What is asked:
Pictures should be excluded; otherwise, copy every entry exactly.

Data items:
>>

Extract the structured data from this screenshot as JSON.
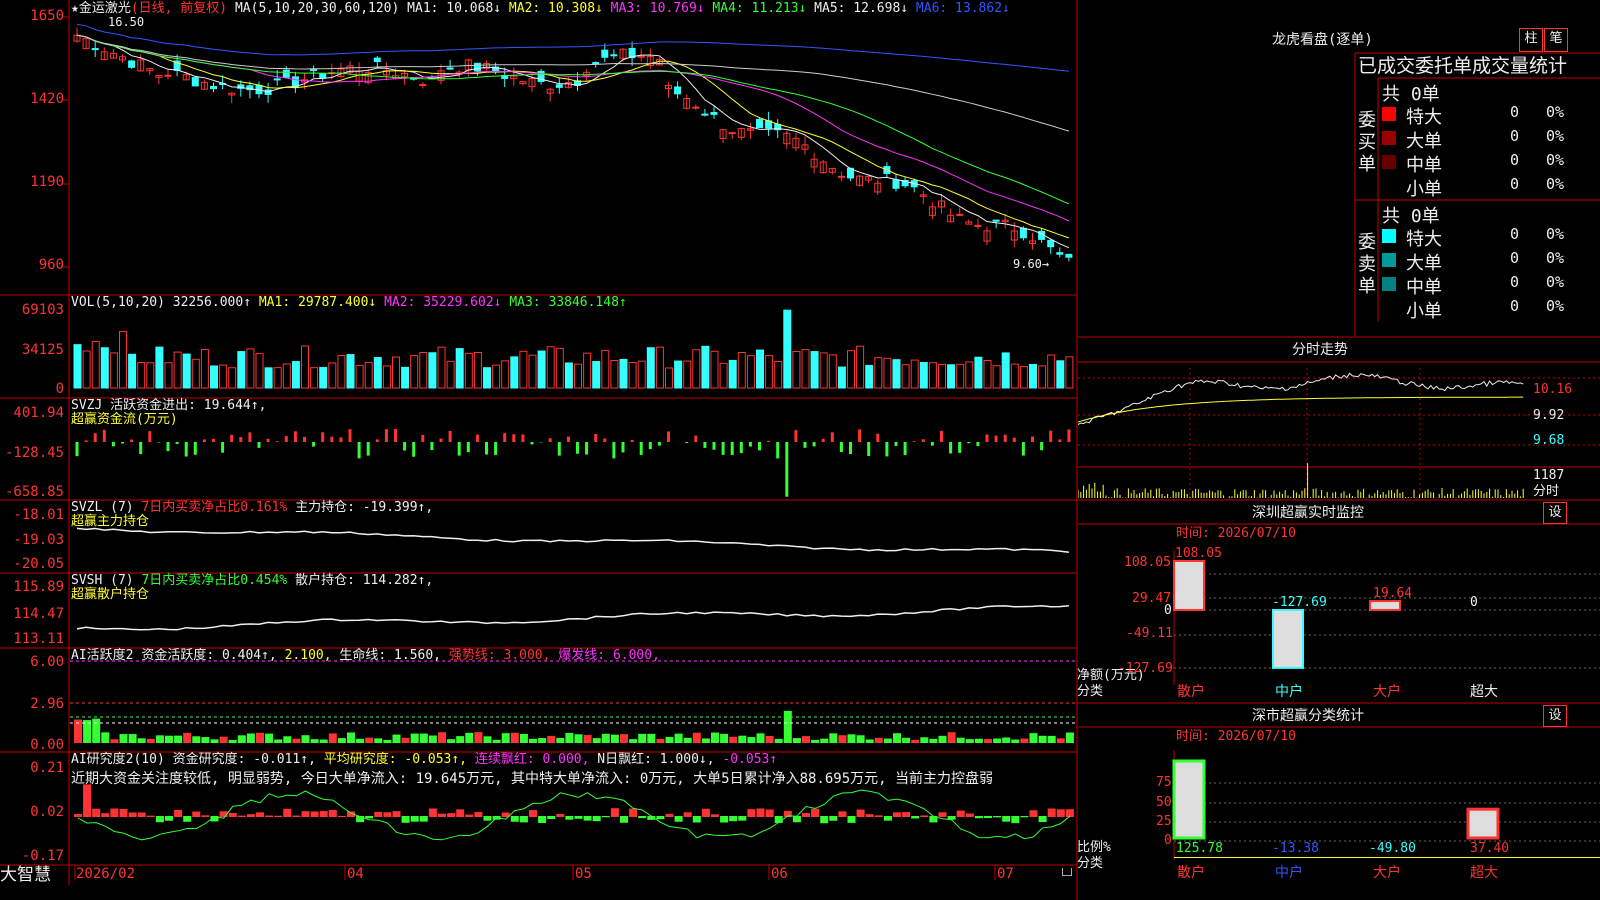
{
  "app": {
    "name": "大智慧"
  },
  "main_chart": {
    "stock_name": "★金运激光",
    "period": "(日线, 前复权)",
    "ma_label": "MA(5,10,20,30,60,120)",
    "ma": [
      {
        "label": "MA1: 10.068↓",
        "color": "#eeeeee"
      },
      {
        "label": "MA2: 10.308↓",
        "color": "#ffff33"
      },
      {
        "label": "MA3: 10.769↓",
        "color": "#ff33ff"
      },
      {
        "label": "MA4: 11.213↓",
        "color": "#33ff33"
      },
      {
        "label": "MA5: 12.698↓",
        "color": "#cccccc"
      },
      {
        "label": "MA6: 13.862↓",
        "color": "#3355ff"
      }
    ],
    "high_mark": "16.50",
    "low_mark": "9.60→",
    "yticks": [
      "1650",
      "1420",
      "1190",
      "960"
    ]
  },
  "vol": {
    "title": "VOL(5,10,20)",
    "value": "32256.000↑",
    "ma1": "MA1: 29787.400↓",
    "ma2": "MA2: 35229.602↓",
    "ma3": "MA3: 33846.148↑",
    "yticks": [
      "69103",
      "34125",
      "0"
    ]
  },
  "svzj": {
    "title": "SVZJ",
    "label": "活跃资金进出: 19.644↑,",
    "sub": "超赢资金流(万元)",
    "yticks": [
      "401.94",
      "-128.45",
      "-658.85"
    ]
  },
  "svzl": {
    "title": "SVZL (7)",
    "label": "7日内买卖净占比0.161%",
    "label2": "主力持仓: -19.399↑,",
    "sub": "超赢主力持仓",
    "yticks": [
      "-18.01",
      "-19.03",
      "-20.05"
    ]
  },
  "svsh": {
    "title": "SVSH (7)",
    "label": "7日内买卖净占比0.454%",
    "label2": "散户持仓: 114.282↑,",
    "sub": "超赢散户持仓",
    "yticks": [
      "115.89",
      "114.47",
      "113.11"
    ]
  },
  "ai_active": {
    "title": "AI活跃度2",
    "l1": "资金活跃度: 0.404↑,",
    "l2": "2.100,",
    "l3": "生命线: 1.560,",
    "l4": "强势线: 3.000,",
    "l5": "爆发线: 6.000,",
    "yticks": [
      "6.00",
      "2.96",
      "0.00"
    ]
  },
  "ai_research": {
    "title": "AI研究度2(10)",
    "l1": "资金研究度: -0.011↑,",
    "l2": "平均研究度: -0.053↑,",
    "l3": "连续飘红: 0.000,",
    "l4": "N日飘红: 1.000↓,",
    "l5": "-0.053↑",
    "summary": "近期大资金关注度较低, 明显弱势, 今日大单净流入: 19.645万元, 其中特大单净流入: 0万元, 大单5日累计净入88.695万元, 当前主力控盘弱",
    "yticks": [
      "0.21",
      "0.02",
      "-0.17"
    ]
  },
  "xaxis": [
    "2026/02",
    "04",
    "05",
    "06",
    "07"
  ],
  "right": {
    "dragon_title": "龙虎看盘(逐单)",
    "btn1": "柱",
    "btn2": "笔",
    "tabs_line": "已成交委托单成交量统计",
    "buy": {
      "side": "委买单",
      "total": "共 0单",
      "rows": [
        {
          "label": "特大",
          "count": "0",
          "pct": "0%",
          "color": "#ff0000"
        },
        {
          "label": "大单",
          "count": "0",
          "pct": "0%",
          "color": "#990000"
        },
        {
          "label": "中单",
          "count": "0",
          "pct": "0%",
          "color": "#660000"
        },
        {
          "label": "小单",
          "count": "0",
          "pct": "0%",
          "color": "#000000"
        }
      ]
    },
    "sell": {
      "side": "委卖单",
      "total": "共 0单",
      "rows": [
        {
          "label": "特大",
          "count": "0",
          "pct": "0%",
          "color": "#00ffff"
        },
        {
          "label": "大单",
          "count": "0",
          "pct": "0%",
          "color": "#009999"
        },
        {
          "label": "中单",
          "count": "0",
          "pct": "0%",
          "color": "#008080"
        },
        {
          "label": "小单",
          "count": "0",
          "pct": "0%",
          "color": "#000000"
        }
      ]
    },
    "fenshi_title": "分时走势",
    "fenshi_prices": [
      "10.16",
      "9.92",
      "9.68"
    ],
    "fenshi_vol": "1187",
    "fenshi_vol_label": "分时",
    "sz_monitor_title": "深圳超赢实时监控",
    "settings_btn": "设",
    "sz_time": "时间: 2026/07/10",
    "sz_yticks": [
      "108.05",
      "29.47",
      "0",
      "-49.11",
      "-127.69"
    ],
    "sz_bar_labels": [
      "108.05",
      "-127.69",
      "19.64",
      "0"
    ],
    "sz_left_labels": [
      "净额(万元)",
      "分类"
    ],
    "categories": [
      "散户",
      "中户",
      "大户",
      "超大"
    ],
    "sz_class_title": "深市超赢分类统计",
    "cls_time": "时间: 2026/07/10",
    "cls_yticks": [
      "75",
      "50",
      "25",
      "0"
    ],
    "cls_left_labels": [
      "比例%",
      "分类"
    ],
    "cls_values": [
      "125.78",
      "-13.38",
      "-49.80",
      "37.40"
    ]
  }
}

<<

The response:
Extract the structured data from this screenshot as JSON.
{
  "app": {
    "name": "大智慧"
  },
  "main_chart": {
    "stock_name": "★金运激光",
    "period": "(日线, 前复权)",
    "ma_label": "MA(5,10,20,30,60,120)",
    "ma": [
      {
        "label": "MA1: 10.068↓",
        "color": "#eeeeee"
      },
      {
        "label": "MA2: 10.308↓",
        "color": "#ffff33"
      },
      {
        "label": "MA3: 10.769↓",
        "color": "#ff33ff"
      },
      {
        "label": "MA4: 11.213↓",
        "color": "#33ff33"
      },
      {
        "label": "MA5: 12.698↓",
        "color": "#cccccc"
      },
      {
        "label": "MA6: 13.862↓",
        "color": "#3355ff"
      }
    ],
    "high_mark": "16.50",
    "low_mark": "9.60→",
    "yticks": [
      "1650",
      "1420",
      "1190",
      "960"
    ]
  },
  "vol": {
    "title": "VOL(5,10,20)",
    "value": "32256.000↑",
    "ma1": "MA1: 29787.400↓",
    "ma2": "MA2: 35229.602↓",
    "ma3": "MA3: 33846.148↑",
    "yticks": [
      "69103",
      "34125",
      "0"
    ]
  },
  "svzj": {
    "title": "SVZJ",
    "label": "活跃资金进出: 19.644↑,",
    "sub": "超赢资金流(万元)",
    "yticks": [
      "401.94",
      "-128.45",
      "-658.85"
    ]
  },
  "svzl": {
    "title": "SVZL (7)",
    "label": "7日内买卖净占比0.161%",
    "label2": "主力持仓: -19.399↑,",
    "sub": "超赢主力持仓",
    "yticks": [
      "-18.01",
      "-19.03",
      "-20.05"
    ]
  },
  "svsh": {
    "title": "SVSH (7)",
    "label": "7日内买卖净占比0.454%",
    "label2": "散户持仓: 114.282↑,",
    "sub": "超赢散户持仓",
    "yticks": [
      "115.89",
      "114.47",
      "113.11"
    ]
  },
  "ai_active": {
    "title": "AI活跃度2",
    "l1": "资金活跃度: 0.404↑,",
    "l2": "2.100,",
    "l3": "生命线: 1.560,",
    "l4": "强势线: 3.000,",
    "l5": "爆发线: 6.000,",
    "yticks": [
      "6.00",
      "2.96",
      "0.00"
    ]
  },
  "ai_research": {
    "title": "AI研究度2(10)",
    "l1": "资金研究度: -0.011↑,",
    "l2": "平均研究度: -0.053↑,",
    "l3": "连续飘红: 0.000,",
    "l4": "N日飘红: 1.000↓,",
    "l5": "-0.053↑",
    "summary": "近期大资金关注度较低, 明显弱势, 今日大单净流入: 19.645万元, 其中特大单净流入: 0万元, 大单5日累计净入88.695万元, 当前主力控盘弱",
    "yticks": [
      "0.21",
      "0.02",
      "-0.17"
    ]
  },
  "xaxis": [
    "2026/02",
    "04",
    "05",
    "06",
    "07"
  ],
  "right": {
    "dragon_title": "龙虎看盘(逐单)",
    "btn1": "柱",
    "btn2": "笔",
    "tabs_line": "已成交委托单成交量统计",
    "buy": {
      "side": "委买单",
      "total": "共 0单",
      "rows": [
        {
          "label": "特大",
          "count": "0",
          "pct": "0%",
          "color": "#ff0000"
        },
        {
          "label": "大单",
          "count": "0",
          "pct": "0%",
          "color": "#990000"
        },
        {
          "label": "中单",
          "count": "0",
          "pct": "0%",
          "color": "#660000"
        },
        {
          "label": "小单",
          "count": "0",
          "pct": "0%",
          "color": "#000000"
        }
      ]
    },
    "sell": {
      "side": "委卖单",
      "total": "共 0单",
      "rows": [
        {
          "label": "特大",
          "count": "0",
          "pct": "0%",
          "color": "#00ffff"
        },
        {
          "label": "大单",
          "count": "0",
          "pct": "0%",
          "color": "#009999"
        },
        {
          "label": "中单",
          "count": "0",
          "pct": "0%",
          "color": "#008080"
        },
        {
          "label": "小单",
          "count": "0",
          "pct": "0%",
          "color": "#000000"
        }
      ]
    },
    "fenshi_title": "分时走势",
    "fenshi_prices": [
      "10.16",
      "9.92",
      "9.68"
    ],
    "fenshi_vol": "1187",
    "fenshi_vol_label": "分时",
    "sz_monitor_title": "深圳超赢实时监控",
    "settings_btn": "设",
    "sz_time": "时间: 2026/07/10",
    "sz_yticks": [
      "108.05",
      "29.47",
      "0",
      "-49.11",
      "-127.69"
    ],
    "sz_bar_labels": [
      "108.05",
      "-127.69",
      "19.64",
      "0"
    ],
    "sz_left_labels": [
      "净额(万元)",
      "分类"
    ],
    "categories": [
      "散户",
      "中户",
      "大户",
      "超大"
    ],
    "sz_class_title": "深市超赢分类统计",
    "cls_time": "时间: 2026/07/10",
    "cls_yticks": [
      "75",
      "50",
      "25",
      "0"
    ],
    "cls_left_labels": [
      "比例%",
      "分类"
    ],
    "cls_values": [
      "125.78",
      "-13.38",
      "-49.80",
      "37.40"
    ]
  }
}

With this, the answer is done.